Task instructions:
Return all lines in the material below that contain "Method".

++++ Given data

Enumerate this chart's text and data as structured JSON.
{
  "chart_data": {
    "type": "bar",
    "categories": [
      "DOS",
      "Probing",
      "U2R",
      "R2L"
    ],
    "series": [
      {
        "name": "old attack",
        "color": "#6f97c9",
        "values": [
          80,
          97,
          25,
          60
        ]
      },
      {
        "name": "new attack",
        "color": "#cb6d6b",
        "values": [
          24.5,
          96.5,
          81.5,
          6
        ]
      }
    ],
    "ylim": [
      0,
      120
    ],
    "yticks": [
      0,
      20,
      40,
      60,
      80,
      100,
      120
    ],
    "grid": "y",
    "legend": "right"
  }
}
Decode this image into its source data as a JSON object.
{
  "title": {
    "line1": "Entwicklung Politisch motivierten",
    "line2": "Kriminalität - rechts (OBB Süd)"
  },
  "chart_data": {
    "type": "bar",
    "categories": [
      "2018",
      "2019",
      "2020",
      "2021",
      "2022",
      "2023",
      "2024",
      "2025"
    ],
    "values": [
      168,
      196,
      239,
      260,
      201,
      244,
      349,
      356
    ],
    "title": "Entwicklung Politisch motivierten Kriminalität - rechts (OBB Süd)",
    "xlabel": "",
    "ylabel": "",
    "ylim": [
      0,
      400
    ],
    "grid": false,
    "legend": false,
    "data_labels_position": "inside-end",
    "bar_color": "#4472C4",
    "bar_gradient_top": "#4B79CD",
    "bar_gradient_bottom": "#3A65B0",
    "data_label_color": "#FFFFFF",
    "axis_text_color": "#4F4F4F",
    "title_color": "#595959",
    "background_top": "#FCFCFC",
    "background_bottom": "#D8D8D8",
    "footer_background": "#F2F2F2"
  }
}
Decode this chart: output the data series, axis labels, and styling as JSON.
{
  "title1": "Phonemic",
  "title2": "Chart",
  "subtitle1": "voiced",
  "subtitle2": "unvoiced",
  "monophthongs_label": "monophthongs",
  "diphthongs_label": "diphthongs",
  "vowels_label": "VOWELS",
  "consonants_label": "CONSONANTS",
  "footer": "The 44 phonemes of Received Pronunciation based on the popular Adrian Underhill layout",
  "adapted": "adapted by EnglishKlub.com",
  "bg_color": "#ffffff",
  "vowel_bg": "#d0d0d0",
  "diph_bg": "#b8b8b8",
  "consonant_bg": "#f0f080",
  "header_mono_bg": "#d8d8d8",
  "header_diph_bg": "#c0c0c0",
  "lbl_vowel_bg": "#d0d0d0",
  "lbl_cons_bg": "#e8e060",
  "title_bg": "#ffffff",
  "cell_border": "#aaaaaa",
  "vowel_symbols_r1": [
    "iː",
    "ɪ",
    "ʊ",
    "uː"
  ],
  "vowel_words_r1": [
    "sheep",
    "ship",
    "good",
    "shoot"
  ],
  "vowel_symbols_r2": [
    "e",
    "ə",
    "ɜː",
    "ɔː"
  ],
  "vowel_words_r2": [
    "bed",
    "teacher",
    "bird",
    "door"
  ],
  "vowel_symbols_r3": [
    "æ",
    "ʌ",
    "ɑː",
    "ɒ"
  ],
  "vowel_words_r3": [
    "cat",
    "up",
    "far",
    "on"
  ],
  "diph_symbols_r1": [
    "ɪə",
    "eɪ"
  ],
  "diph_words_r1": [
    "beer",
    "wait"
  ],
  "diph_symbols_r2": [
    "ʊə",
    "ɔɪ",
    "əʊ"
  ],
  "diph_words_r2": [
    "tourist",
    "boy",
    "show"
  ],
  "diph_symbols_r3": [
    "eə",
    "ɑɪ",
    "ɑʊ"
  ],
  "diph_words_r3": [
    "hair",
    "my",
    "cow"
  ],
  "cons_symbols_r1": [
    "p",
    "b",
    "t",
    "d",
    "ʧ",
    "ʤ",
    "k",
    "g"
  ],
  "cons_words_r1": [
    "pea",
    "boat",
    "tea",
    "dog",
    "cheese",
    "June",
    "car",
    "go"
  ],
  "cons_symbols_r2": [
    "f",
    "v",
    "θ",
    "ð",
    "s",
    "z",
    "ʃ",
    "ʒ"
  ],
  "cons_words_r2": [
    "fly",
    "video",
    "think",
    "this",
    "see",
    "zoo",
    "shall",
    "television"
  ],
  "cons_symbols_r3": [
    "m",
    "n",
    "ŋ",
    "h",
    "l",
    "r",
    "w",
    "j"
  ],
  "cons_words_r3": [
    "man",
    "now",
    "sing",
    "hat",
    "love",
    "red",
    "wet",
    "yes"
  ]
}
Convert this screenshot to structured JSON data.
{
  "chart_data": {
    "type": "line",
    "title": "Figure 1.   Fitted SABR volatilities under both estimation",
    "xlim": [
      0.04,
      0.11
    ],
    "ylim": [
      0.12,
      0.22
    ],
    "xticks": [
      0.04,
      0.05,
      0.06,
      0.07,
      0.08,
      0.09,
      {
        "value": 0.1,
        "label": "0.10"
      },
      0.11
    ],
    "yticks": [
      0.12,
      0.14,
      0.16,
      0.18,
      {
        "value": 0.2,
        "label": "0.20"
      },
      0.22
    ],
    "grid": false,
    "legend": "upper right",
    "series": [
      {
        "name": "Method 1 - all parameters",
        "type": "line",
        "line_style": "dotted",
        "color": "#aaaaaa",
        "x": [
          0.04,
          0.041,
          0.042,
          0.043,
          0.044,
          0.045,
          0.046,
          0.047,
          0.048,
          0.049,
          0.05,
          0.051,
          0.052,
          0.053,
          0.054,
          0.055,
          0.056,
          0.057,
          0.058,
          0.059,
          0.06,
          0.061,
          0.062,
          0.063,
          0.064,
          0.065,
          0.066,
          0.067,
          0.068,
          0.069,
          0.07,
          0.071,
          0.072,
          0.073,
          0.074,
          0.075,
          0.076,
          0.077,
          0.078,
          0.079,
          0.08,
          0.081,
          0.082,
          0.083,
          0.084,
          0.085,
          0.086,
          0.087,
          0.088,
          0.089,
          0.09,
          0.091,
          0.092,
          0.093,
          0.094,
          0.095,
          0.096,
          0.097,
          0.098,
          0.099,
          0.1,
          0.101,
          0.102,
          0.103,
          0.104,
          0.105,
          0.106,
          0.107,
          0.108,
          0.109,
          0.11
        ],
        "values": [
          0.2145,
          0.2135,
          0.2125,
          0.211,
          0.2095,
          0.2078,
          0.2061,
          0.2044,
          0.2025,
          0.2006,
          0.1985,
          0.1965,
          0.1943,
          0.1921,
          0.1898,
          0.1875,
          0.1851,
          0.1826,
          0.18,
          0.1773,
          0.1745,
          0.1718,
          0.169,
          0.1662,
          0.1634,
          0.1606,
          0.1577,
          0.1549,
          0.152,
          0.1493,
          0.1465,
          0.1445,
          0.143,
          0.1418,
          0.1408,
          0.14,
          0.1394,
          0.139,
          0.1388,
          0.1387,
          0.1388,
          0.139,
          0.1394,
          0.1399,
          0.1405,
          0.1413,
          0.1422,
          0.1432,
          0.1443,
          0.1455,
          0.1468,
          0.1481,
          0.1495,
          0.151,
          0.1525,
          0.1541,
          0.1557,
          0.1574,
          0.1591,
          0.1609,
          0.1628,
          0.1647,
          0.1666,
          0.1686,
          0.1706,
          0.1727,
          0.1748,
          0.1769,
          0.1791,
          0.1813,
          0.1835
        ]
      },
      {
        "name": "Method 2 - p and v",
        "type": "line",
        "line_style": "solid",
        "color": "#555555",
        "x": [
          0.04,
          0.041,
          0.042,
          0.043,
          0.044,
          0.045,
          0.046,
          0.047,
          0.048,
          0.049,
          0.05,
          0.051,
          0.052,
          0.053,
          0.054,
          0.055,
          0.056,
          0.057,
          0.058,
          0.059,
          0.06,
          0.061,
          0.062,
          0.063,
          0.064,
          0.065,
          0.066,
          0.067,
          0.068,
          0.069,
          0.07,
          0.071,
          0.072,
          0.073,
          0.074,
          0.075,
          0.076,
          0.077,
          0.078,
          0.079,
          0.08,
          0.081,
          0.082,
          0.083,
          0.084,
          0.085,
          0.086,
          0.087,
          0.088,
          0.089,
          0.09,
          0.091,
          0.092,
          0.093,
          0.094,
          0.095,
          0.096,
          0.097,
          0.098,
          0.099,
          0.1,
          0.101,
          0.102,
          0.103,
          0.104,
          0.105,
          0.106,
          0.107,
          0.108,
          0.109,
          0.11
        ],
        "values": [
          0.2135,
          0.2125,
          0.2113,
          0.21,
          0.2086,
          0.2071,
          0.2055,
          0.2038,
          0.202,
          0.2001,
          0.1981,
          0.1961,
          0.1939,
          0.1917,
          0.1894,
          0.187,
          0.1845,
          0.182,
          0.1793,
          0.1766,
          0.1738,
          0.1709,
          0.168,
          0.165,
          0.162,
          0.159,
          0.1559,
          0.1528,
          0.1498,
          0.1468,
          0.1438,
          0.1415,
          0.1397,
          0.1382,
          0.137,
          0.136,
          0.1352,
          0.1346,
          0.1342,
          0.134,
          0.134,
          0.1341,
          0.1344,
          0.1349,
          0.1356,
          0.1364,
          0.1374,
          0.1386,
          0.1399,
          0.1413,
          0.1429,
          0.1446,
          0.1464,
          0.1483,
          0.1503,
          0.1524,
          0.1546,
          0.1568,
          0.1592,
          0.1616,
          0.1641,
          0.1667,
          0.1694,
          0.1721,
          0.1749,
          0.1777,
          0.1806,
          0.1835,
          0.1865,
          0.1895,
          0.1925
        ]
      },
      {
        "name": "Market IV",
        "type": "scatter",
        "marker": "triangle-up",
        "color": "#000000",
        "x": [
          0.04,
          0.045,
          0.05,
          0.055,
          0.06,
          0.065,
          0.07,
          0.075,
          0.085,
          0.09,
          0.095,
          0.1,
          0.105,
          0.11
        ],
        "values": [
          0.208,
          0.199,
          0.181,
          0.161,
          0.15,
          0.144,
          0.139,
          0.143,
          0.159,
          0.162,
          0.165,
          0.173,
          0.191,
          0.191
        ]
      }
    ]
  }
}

++++++++

Answer to the task:
        "name": "Method 1 - all parameters",
        "name": "Method 2 - p and v",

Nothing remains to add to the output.